TO BE DONE: In your copy, repeat the records exactly and leave out the pictures.
□ □ □ □ □
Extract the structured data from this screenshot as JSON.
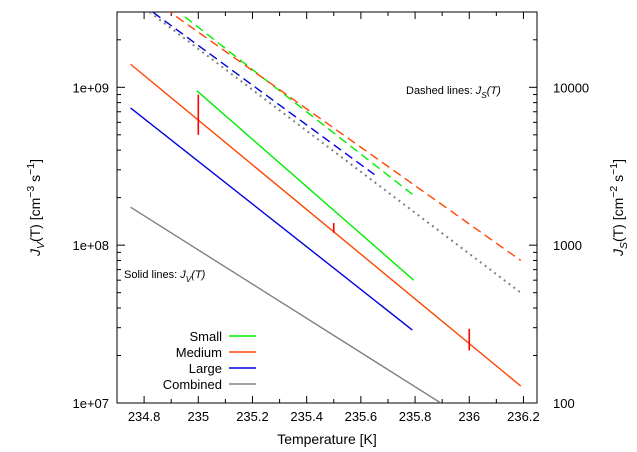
{
  "chart_data": {
    "type": "line",
    "xlabel": "Temperature [K]",
    "ylabel_left": [
      "J",
      "V",
      "(T) [cm",
      "−3",
      " s",
      "−1",
      "]"
    ],
    "ylabel_right": [
      "J",
      "S",
      "(T) [cm",
      "−2",
      " s",
      "−1",
      "]"
    ],
    "x_ticks": [
      234.8,
      235,
      235.2,
      235.4,
      235.6,
      235.8,
      236,
      236.2
    ],
    "x_tick_labels": [
      "234.8",
      "235",
      "235.2",
      "235.4",
      "235.6",
      "235.8",
      "236",
      "236.2"
    ],
    "xlim": [
      234.7,
      236.25
    ],
    "y_left": {
      "scale": "log",
      "lim": [
        10000000.0,
        3000000000.0
      ],
      "ticks": [
        10000000.0,
        100000000.0,
        1000000000.0
      ],
      "tick_labels": [
        "1e+07",
        "1e+08",
        "1e+09"
      ]
    },
    "y_right": {
      "scale": "log",
      "lim": [
        100,
        30000
      ],
      "ticks": [
        100,
        1000,
        10000
      ],
      "tick_labels": [
        "100",
        "1000",
        "10000"
      ]
    },
    "annotations": {
      "dashed": [
        "Dashed lines: ",
        "J",
        "S",
        "(T)"
      ],
      "solid": [
        "Solid lines: ",
        "J",
        "V",
        "(T)"
      ]
    },
    "legend": {
      "position": "bottom-left"
    },
    "series": [
      {
        "name": "Small",
        "color": "#00ee00",
        "style": "solid",
        "axis": "left",
        "x": [
          234.995,
          235.795
        ],
        "y": [
          950000000.0,
          60000000.0
        ]
      },
      {
        "name": "Medium",
        "color": "#ff4500",
        "style": "solid",
        "axis": "left",
        "x": [
          234.75,
          236.19
        ],
        "y": [
          1400000000.0,
          12800000.0
        ]
      },
      {
        "name": "Large",
        "color": "#0000dd",
        "style": "solid",
        "axis": "left",
        "x": [
          234.75,
          235.79
        ],
        "y": [
          740000000.0,
          29000000.0
        ]
      },
      {
        "name": "Combined",
        "color": "#808080",
        "style": "solid",
        "axis": "left",
        "x": [
          234.75,
          235.895
        ],
        "y": [
          174000000.0,
          10000000.0
        ]
      },
      {
        "name": "Small",
        "color": "#00ee00",
        "style": "dashed",
        "axis": "right",
        "x": [
          234.95,
          235.79
        ],
        "y": [
          28000,
          2100
        ]
      },
      {
        "name": "Medium",
        "color": "#ff4500",
        "style": "dashed",
        "axis": "right",
        "x": [
          234.75,
          236.19
        ],
        "y": [
          45000,
          800
        ]
      },
      {
        "name": "Large",
        "color": "#0000dd",
        "style": "dashed",
        "axis": "right",
        "x": [
          234.75,
          235.65
        ],
        "y": [
          38000,
          2800
        ]
      },
      {
        "name": "Combined",
        "color": "#808080",
        "style": "dotted",
        "axis": "right",
        "x": [
          234.75,
          236.19
        ],
        "y": [
          37000,
          500
        ]
      }
    ],
    "error_bars": [
      {
        "color": "#ff0000",
        "x": 235.0,
        "y_low": 500000000.0,
        "y_high": 900000000.0
      },
      {
        "color": "#ff0000",
        "x": 235.5,
        "y_low": 120000000.0,
        "y_high": 138000000.0
      },
      {
        "color": "#ff0000",
        "x": 236.0,
        "y_low": 21500000.0,
        "y_high": 29500000.0
      }
    ]
  }
}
□ □ □ □ □
ANSWER IN FULL:
Extract the structured data from this screenshot as JSON.
{
  "chart_data": {
    "type": "line",
    "xlabel": "Temperature [K]",
    "ylabel_left": [
      "J",
      "V",
      "(T) [cm",
      "−3",
      " s",
      "−1",
      "]"
    ],
    "ylabel_right": [
      "J",
      "S",
      "(T) [cm",
      "−2",
      " s",
      "−1",
      "]"
    ],
    "x_ticks": [
      234.8,
      235,
      235.2,
      235.4,
      235.6,
      235.8,
      236,
      236.2
    ],
    "x_tick_labels": [
      "234.8",
      "235",
      "235.2",
      "235.4",
      "235.6",
      "235.8",
      "236",
      "236.2"
    ],
    "xlim": [
      234.7,
      236.25
    ],
    "y_left": {
      "scale": "log",
      "lim": [
        10000000.0,
        3000000000.0
      ],
      "ticks": [
        10000000.0,
        100000000.0,
        1000000000.0
      ],
      "tick_labels": [
        "1e+07",
        "1e+08",
        "1e+09"
      ]
    },
    "y_right": {
      "scale": "log",
      "lim": [
        100,
        30000
      ],
      "ticks": [
        100,
        1000,
        10000
      ],
      "tick_labels": [
        "100",
        "1000",
        "10000"
      ]
    },
    "annotations": {
      "dashed": [
        "Dashed lines: ",
        "J",
        "S",
        "(T)"
      ],
      "solid": [
        "Solid lines: ",
        "J",
        "V",
        "(T)"
      ]
    },
    "legend": {
      "position": "bottom-left"
    },
    "series": [
      {
        "name": "Small",
        "color": "#00ee00",
        "style": "solid",
        "axis": "left",
        "x": [
          234.995,
          235.795
        ],
        "y": [
          950000000.0,
          60000000.0
        ]
      },
      {
        "name": "Medium",
        "color": "#ff4500",
        "style": "solid",
        "axis": "left",
        "x": [
          234.75,
          236.19
        ],
        "y": [
          1400000000.0,
          12800000.0
        ]
      },
      {
        "name": "Large",
        "color": "#0000dd",
        "style": "solid",
        "axis": "left",
        "x": [
          234.75,
          235.79
        ],
        "y": [
          740000000.0,
          29000000.0
        ]
      },
      {
        "name": "Combined",
        "color": "#808080",
        "style": "solid",
        "axis": "left",
        "x": [
          234.75,
          235.895
        ],
        "y": [
          174000000.0,
          10000000.0
        ]
      },
      {
        "name": "Small",
        "color": "#00ee00",
        "style": "dashed",
        "axis": "right",
        "x": [
          234.95,
          235.79
        ],
        "y": [
          28000,
          2100
        ]
      },
      {
        "name": "Medium",
        "color": "#ff4500",
        "style": "dashed",
        "axis": "right",
        "x": [
          234.75,
          236.19
        ],
        "y": [
          45000,
          800
        ]
      },
      {
        "name": "Large",
        "color": "#0000dd",
        "style": "dashed",
        "axis": "right",
        "x": [
          234.75,
          235.65
        ],
        "y": [
          38000,
          2800
        ]
      },
      {
        "name": "Combined",
        "color": "#808080",
        "style": "dotted",
        "axis": "right",
        "x": [
          234.75,
          236.19
        ],
        "y": [
          37000,
          500
        ]
      }
    ],
    "error_bars": [
      {
        "color": "#ff0000",
        "x": 235.0,
        "y_low": 500000000.0,
        "y_high": 900000000.0
      },
      {
        "color": "#ff0000",
        "x": 235.5,
        "y_low": 120000000.0,
        "y_high": 138000000.0
      },
      {
        "color": "#ff0000",
        "x": 236.0,
        "y_low": 21500000.0,
        "y_high": 29500000.0
      }
    ]
  }
}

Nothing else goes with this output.